Set task: Read the listing and extract each line that includes the word "فقتله".

Excerpted records:
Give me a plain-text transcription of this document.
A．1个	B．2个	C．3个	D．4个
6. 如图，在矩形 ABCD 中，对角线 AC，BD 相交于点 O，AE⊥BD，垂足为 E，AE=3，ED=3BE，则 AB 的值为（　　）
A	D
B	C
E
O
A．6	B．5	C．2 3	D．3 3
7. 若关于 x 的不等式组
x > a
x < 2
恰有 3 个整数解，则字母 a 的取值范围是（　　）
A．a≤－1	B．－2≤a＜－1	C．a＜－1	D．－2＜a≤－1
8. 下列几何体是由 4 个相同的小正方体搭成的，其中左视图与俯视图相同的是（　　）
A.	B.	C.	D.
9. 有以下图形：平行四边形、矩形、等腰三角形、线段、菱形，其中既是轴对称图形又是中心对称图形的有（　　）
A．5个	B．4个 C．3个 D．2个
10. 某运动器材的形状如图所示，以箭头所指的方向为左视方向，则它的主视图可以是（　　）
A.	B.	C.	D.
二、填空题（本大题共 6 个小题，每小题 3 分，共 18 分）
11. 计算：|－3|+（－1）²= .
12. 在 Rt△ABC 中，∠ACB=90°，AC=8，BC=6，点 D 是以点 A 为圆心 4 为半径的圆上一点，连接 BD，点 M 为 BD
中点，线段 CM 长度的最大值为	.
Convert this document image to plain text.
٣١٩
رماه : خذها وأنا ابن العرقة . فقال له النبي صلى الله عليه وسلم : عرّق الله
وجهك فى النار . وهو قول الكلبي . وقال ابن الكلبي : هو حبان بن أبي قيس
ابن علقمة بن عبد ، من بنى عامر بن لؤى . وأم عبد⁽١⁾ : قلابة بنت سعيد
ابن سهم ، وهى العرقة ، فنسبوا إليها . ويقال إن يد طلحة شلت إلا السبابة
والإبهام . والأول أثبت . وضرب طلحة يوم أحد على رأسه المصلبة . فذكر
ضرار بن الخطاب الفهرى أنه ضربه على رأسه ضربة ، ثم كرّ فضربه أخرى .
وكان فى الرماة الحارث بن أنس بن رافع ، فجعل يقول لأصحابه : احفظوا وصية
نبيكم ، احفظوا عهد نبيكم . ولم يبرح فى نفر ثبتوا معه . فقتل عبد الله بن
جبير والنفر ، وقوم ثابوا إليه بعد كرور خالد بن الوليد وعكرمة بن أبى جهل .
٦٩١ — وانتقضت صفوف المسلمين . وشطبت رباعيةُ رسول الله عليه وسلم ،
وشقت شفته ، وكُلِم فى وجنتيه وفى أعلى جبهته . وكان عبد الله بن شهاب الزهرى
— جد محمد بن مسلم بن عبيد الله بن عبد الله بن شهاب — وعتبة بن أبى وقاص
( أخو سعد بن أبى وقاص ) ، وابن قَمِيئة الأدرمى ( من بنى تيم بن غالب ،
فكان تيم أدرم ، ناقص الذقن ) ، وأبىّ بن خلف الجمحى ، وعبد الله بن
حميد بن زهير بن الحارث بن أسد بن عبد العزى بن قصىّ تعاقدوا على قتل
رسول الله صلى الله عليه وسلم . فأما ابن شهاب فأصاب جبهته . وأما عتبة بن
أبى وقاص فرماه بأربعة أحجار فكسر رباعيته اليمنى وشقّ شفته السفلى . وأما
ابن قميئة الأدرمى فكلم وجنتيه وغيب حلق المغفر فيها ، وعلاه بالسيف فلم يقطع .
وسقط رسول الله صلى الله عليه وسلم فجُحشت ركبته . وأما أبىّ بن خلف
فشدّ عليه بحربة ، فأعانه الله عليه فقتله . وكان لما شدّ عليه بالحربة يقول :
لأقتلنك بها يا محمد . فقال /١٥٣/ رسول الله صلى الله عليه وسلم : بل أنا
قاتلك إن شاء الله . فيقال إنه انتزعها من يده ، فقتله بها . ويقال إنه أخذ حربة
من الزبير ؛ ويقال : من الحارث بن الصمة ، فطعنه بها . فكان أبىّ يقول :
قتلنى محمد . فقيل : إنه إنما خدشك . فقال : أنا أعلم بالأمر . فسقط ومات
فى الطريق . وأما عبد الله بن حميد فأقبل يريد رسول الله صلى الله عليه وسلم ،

The response:
فشدّ عليه بحربة ، فأعانه الله عليه فقتله . وكان لما شدّ عليه بالحربة يقول :
قاتلك إن شاء الله . فيقال إنه انتزعها من يده ، فقتله بها . ويقال إنه أخذ حربة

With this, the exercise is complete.